▶ [Exercise brief] Lines containing the word "categories" should be extracted in full.

=== Data shown ===

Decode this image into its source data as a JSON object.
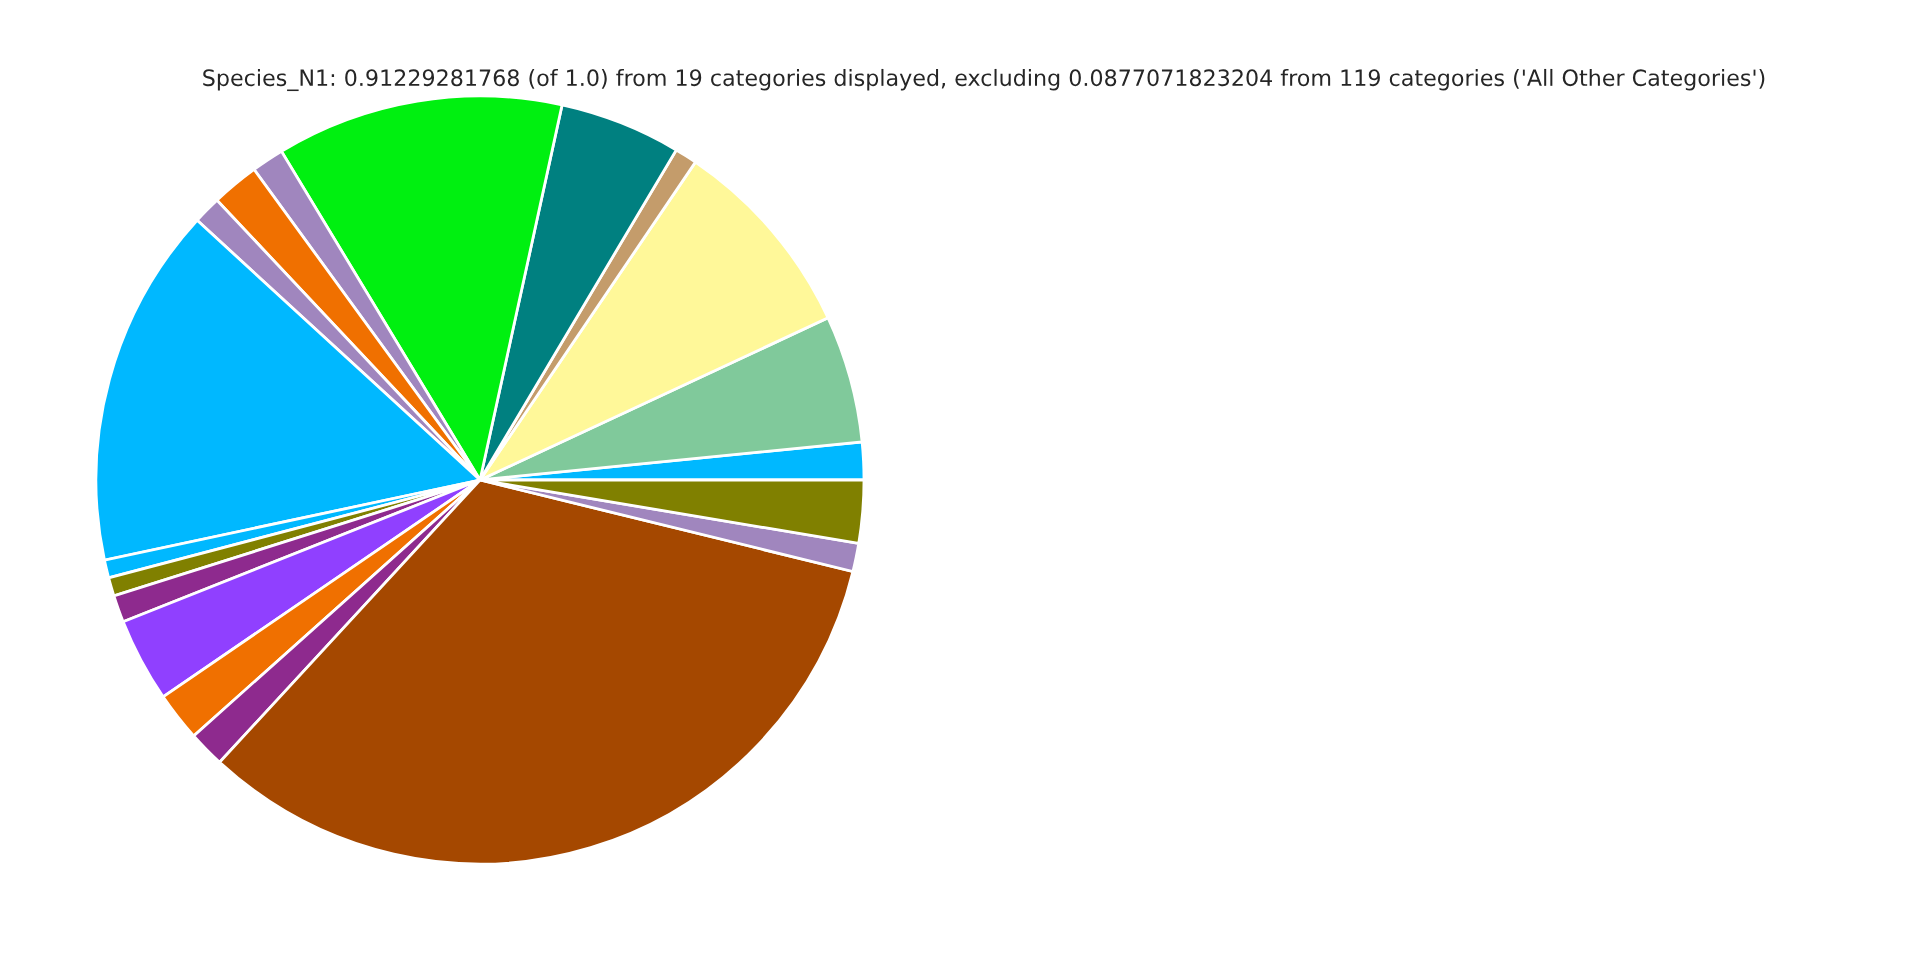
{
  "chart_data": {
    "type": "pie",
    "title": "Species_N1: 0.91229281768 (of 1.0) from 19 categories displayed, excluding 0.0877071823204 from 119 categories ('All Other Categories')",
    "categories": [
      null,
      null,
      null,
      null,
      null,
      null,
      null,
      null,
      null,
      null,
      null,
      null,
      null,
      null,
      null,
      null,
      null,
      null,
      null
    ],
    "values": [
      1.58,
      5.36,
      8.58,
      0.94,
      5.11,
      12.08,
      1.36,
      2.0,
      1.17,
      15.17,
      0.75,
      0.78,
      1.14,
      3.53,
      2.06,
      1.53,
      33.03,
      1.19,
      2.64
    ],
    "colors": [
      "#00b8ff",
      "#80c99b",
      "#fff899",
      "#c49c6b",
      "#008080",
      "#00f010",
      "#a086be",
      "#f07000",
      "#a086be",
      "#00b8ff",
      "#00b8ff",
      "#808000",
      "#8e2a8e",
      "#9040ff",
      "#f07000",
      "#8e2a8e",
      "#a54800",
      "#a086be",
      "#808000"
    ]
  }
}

===

▶ [Task answer]
    "title": "Species_N1: 0.91229281768 (of 1.0) from 19 categories displayed, excluding 0.0877071823204 from 119 categories ('All Other Categories')",
    "categories": [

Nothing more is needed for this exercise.